■ WRITTEN REQUEST ■
Are you able to quote each entry exactly as written?

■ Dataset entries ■
|---|

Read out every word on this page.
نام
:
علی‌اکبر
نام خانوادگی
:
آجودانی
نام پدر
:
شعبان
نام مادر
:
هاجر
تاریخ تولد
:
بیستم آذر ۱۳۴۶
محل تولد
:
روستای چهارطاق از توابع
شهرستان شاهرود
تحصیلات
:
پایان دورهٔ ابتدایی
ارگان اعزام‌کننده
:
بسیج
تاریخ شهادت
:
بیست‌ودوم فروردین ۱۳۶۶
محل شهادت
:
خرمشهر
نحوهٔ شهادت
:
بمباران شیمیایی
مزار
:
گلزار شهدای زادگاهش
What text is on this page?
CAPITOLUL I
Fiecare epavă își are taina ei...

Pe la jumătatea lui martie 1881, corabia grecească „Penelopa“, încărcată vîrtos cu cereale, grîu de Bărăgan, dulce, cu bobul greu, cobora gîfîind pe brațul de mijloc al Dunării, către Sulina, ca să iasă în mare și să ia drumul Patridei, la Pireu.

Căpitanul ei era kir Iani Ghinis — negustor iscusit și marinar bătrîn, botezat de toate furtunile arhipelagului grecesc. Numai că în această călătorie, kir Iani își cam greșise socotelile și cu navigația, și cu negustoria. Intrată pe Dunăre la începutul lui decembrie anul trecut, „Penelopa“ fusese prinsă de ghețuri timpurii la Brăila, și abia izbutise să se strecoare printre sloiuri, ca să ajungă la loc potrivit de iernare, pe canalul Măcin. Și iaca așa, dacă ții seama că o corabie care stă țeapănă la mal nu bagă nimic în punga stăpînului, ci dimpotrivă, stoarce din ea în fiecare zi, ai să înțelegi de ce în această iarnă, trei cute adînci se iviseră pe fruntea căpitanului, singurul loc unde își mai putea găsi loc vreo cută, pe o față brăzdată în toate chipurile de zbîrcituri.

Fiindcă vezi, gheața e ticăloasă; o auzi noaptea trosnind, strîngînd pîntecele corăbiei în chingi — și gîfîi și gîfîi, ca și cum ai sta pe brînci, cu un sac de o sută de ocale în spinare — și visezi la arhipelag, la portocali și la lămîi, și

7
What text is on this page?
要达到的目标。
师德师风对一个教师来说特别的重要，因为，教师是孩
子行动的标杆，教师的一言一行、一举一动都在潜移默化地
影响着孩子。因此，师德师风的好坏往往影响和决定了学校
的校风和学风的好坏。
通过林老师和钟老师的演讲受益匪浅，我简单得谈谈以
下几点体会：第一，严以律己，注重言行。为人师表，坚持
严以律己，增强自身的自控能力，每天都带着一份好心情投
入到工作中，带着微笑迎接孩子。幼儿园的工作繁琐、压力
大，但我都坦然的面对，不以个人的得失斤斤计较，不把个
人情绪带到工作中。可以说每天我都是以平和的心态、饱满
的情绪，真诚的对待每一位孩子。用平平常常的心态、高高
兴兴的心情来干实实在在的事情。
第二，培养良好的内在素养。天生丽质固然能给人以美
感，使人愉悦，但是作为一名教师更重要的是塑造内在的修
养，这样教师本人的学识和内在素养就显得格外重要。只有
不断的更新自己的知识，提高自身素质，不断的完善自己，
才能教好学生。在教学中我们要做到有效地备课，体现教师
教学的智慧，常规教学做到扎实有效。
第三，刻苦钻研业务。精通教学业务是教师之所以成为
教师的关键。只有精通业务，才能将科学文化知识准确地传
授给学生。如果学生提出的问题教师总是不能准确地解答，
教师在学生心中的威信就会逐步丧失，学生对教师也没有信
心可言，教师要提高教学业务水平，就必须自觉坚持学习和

|---|

■ FINAL RESULT ■
Read out every word on this page.
نام
:
علی‌اکبر
نام خانوادگی
:
آجودانی
نام پدر
:
شعبان
نام مادر
:
هاجر
تاریخ تولد
:
بیستم آذر ۱۳۴۶
محل تولد
:
روستای چهارطاق از توابع
شهرستان شاهرود
تحصیلات
:
پایان دورهٔ ابتدایی
ارگان اعزام‌کننده
:
بسیج
تاریخ شهادت
:
بیست‌ودوم فروردین ۱۳۶۶
محل شهادت
:
خرمشهر
نحوهٔ شهادت
:
بمباران شیمیایی
مزار
:
گلزار شهدای زادگاهش
What text is on this page?
CAPITOLUL I
Fiecare epavă își are taina ei...

Pe la jumătatea lui martie 1881, corabia grecească „Penelopa“, încărcată vîrtos cu cereale, grîu de Bărăgan, dulce, cu bobul greu, cobora gîfîind pe brațul de mijloc al Dunării, către Sulina, ca să iasă în mare și să ia drumul Patridei, la Pireu.

Căpitanul ei era kir Iani Ghinis — negustor iscusit și marinar bătrîn, botezat de toate furtunile arhipelagului grecesc. Numai că în această călătorie, kir Iani își cam greșise socotelile și cu navigația, și cu negustoria. Intrată pe Dunăre la începutul lui decembrie anul trecut, „Penelopa“ fusese prinsă de ghețuri timpurii la Brăila, și abia izbutise să se strecoare printre sloiuri, ca să ajungă la loc potrivit de iernare, pe canalul Măcin. Și iaca așa, dacă ții seama că o corabie care stă țeapănă la mal nu bagă nimic în punga stăpînului, ci dimpotrivă, stoarce din ea în fiecare zi, ai să înțelegi de ce în această iarnă, trei cute adînci se iviseră pe fruntea căpitanului, singurul loc unde își mai putea găsi loc vreo cută, pe o față brăzdată în toate chipurile de zbîrcituri.

Fiindcă vezi, gheața e ticăloasă; o auzi noaptea trosnind, strîngînd pîntecele corăbiei în chingi — și gîfîi și gîfîi, ca și cum ai sta pe brînci, cu un sac de o sută de ocale în spinare — și visezi la arhipelag, la portocali și la lămîi, și

7
What text is on this page?
要达到的目标。
师德师风对一个教师来说特别的重要，因为，教师是孩
子行动的标杆，教师的一言一行、一举一动都在潜移默化地
影响着孩子。因此，师德师风的好坏往往影响和决定了学校
的校风和学风的好坏。
通过林老师和钟老师的演讲受益匪浅，我简单得谈谈以
下几点体会：第一，严以律己，注重言行。为人师表，坚持
严以律己，增强自身的自控能力，每天都带着一份好心情投
入到工作中，带着微笑迎接孩子。幼儿园的工作繁琐、压力
大，但我都坦然的面对，不以个人的得失斤斤计较，不把个
人情绪带到工作中。可以说每天我都是以平和的心态、饱满
的情绪，真诚的对待每一位孩子。用平平常常的心态、高高
兴兴的心情来干实实在在的事情。
第二，培养良好的内在素养。天生丽质固然能给人以美
感，使人愉悦，但是作为一名教师更重要的是塑造内在的修
养，这样教师本人的学识和内在素养就显得格外重要。只有
不断的更新自己的知识，提高自身素质，不断的完善自己，
才能教好学生。在教学中我们要做到有效地备课，体现教师
教学的智慧，常规教学做到扎实有效。
第三，刻苦钻研业务。精通教学业务是教师之所以成为
教师的关键。只有精通业务，才能将科学文化知识准确地传
授给学生。如果学生提出的问题教师总是不能准确地解答，
教师在学生心中的威信就会逐步丧失，学生对教师也没有信
心可言，教师要提高教学业务水平，就必须自觉坚持学习和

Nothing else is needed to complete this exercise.